# [The request]
Write out all of the data without omission, exactly as shown.

• • • •

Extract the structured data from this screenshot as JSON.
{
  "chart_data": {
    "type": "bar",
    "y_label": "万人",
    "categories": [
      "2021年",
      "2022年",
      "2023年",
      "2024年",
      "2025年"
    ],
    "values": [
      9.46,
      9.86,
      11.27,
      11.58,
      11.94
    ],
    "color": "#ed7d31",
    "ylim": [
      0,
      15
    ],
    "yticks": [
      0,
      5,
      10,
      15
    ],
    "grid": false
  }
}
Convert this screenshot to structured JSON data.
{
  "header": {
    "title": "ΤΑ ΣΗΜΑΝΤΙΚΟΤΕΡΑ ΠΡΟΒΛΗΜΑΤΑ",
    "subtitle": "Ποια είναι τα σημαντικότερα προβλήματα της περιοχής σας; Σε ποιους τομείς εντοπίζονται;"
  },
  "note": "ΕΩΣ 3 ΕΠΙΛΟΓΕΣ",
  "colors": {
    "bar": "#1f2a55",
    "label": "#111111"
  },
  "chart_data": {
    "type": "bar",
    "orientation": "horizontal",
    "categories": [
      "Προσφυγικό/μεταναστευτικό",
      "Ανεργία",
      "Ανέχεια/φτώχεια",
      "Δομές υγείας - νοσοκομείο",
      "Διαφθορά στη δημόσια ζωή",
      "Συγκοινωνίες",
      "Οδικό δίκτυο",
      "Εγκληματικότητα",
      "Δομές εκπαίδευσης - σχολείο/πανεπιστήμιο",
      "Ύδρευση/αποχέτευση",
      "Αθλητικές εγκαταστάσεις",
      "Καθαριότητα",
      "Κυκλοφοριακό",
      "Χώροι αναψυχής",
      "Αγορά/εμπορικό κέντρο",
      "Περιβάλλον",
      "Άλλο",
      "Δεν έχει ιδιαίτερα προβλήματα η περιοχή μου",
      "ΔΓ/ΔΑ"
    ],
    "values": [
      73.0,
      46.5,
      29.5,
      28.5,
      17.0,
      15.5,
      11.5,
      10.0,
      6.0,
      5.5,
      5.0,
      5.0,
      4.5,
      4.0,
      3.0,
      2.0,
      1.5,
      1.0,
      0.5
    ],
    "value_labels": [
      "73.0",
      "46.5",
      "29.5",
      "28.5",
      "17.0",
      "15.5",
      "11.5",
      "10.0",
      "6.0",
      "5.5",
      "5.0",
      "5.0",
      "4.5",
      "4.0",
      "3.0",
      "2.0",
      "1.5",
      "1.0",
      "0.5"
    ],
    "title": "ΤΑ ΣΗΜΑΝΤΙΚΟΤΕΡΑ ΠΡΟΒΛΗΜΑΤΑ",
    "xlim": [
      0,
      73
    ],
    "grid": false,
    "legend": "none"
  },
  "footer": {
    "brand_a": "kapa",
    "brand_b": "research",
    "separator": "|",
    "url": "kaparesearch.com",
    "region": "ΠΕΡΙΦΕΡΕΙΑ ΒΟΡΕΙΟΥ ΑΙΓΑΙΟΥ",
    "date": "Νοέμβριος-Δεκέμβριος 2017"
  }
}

• • • •

# [Written solution]
Extract the structured data from this screenshot as JSON.
{
  "chart_data": {
    "type": "bar",
    "y_label": "万人",
    "categories": [
      "2021年",
      "2022年",
      "2023年",
      "2024年",
      "2025年"
    ],
    "values": [
      9.46,
      9.86,
      11.27,
      11.58,
      11.94
    ],
    "color": "#ed7d31",
    "ylim": [
      0,
      15
    ],
    "yticks": [
      0,
      5,
      10,
      15
    ],
    "grid": false
  }
}
Convert this screenshot to structured JSON data.
{
  "header": {
    "title": "ΤΑ ΣΗΜΑΝΤΙΚΟΤΕΡΑ ΠΡΟΒΛΗΜΑΤΑ",
    "subtitle": "Ποια είναι τα σημαντικότερα προβλήματα της περιοχής σας; Σε ποιους τομείς εντοπίζονται;"
  },
  "note": "ΕΩΣ 3 ΕΠΙΛΟΓΕΣ",
  "colors": {
    "bar": "#1f2a55",
    "label": "#111111"
  },
  "chart_data": {
    "type": "bar",
    "orientation": "horizontal",
    "categories": [
      "Προσφυγικό/μεταναστευτικό",
      "Ανεργία",
      "Ανέχεια/φτώχεια",
      "Δομές υγείας - νοσοκομείο",
      "Διαφθορά στη δημόσια ζωή",
      "Συγκοινωνίες",
      "Οδικό δίκτυο",
      "Εγκληματικότητα",
      "Δομές εκπαίδευσης - σχολείο/πανεπιστήμιο",
      "Ύδρευση/αποχέτευση",
      "Αθλητικές εγκαταστάσεις",
      "Καθαριότητα",
      "Κυκλοφοριακό",
      "Χώροι αναψυχής",
      "Αγορά/εμπορικό κέντρο",
      "Περιβάλλον",
      "Άλλο",
      "Δεν έχει ιδιαίτερα προβλήματα η περιοχή μου",
      "ΔΓ/ΔΑ"
    ],
    "values": [
      73.0,
      46.5,
      29.5,
      28.5,
      17.0,
      15.5,
      11.5,
      10.0,
      6.0,
      5.5,
      5.0,
      5.0,
      4.5,
      4.0,
      3.0,
      2.0,
      1.5,
      1.0,
      0.5
    ],
    "value_labels": [
      "73.0",
      "46.5",
      "29.5",
      "28.5",
      "17.0",
      "15.5",
      "11.5",
      "10.0",
      "6.0",
      "5.5",
      "5.0",
      "5.0",
      "4.5",
      "4.0",
      "3.0",
      "2.0",
      "1.5",
      "1.0",
      "0.5"
    ],
    "title": "ΤΑ ΣΗΜΑΝΤΙΚΟΤΕΡΑ ΠΡΟΒΛΗΜΑΤΑ",
    "xlim": [
      0,
      73
    ],
    "grid": false,
    "legend": "none"
  },
  "footer": {
    "brand_a": "kapa",
    "brand_b": "research",
    "separator": "|",
    "url": "kaparesearch.com",
    "region": "ΠΕΡΙΦΕΡΕΙΑ ΒΟΡΕΙΟΥ ΑΙΓΑΙΟΥ",
    "date": "Νοέμβριος-Δεκέμβριος 2017"
  }
}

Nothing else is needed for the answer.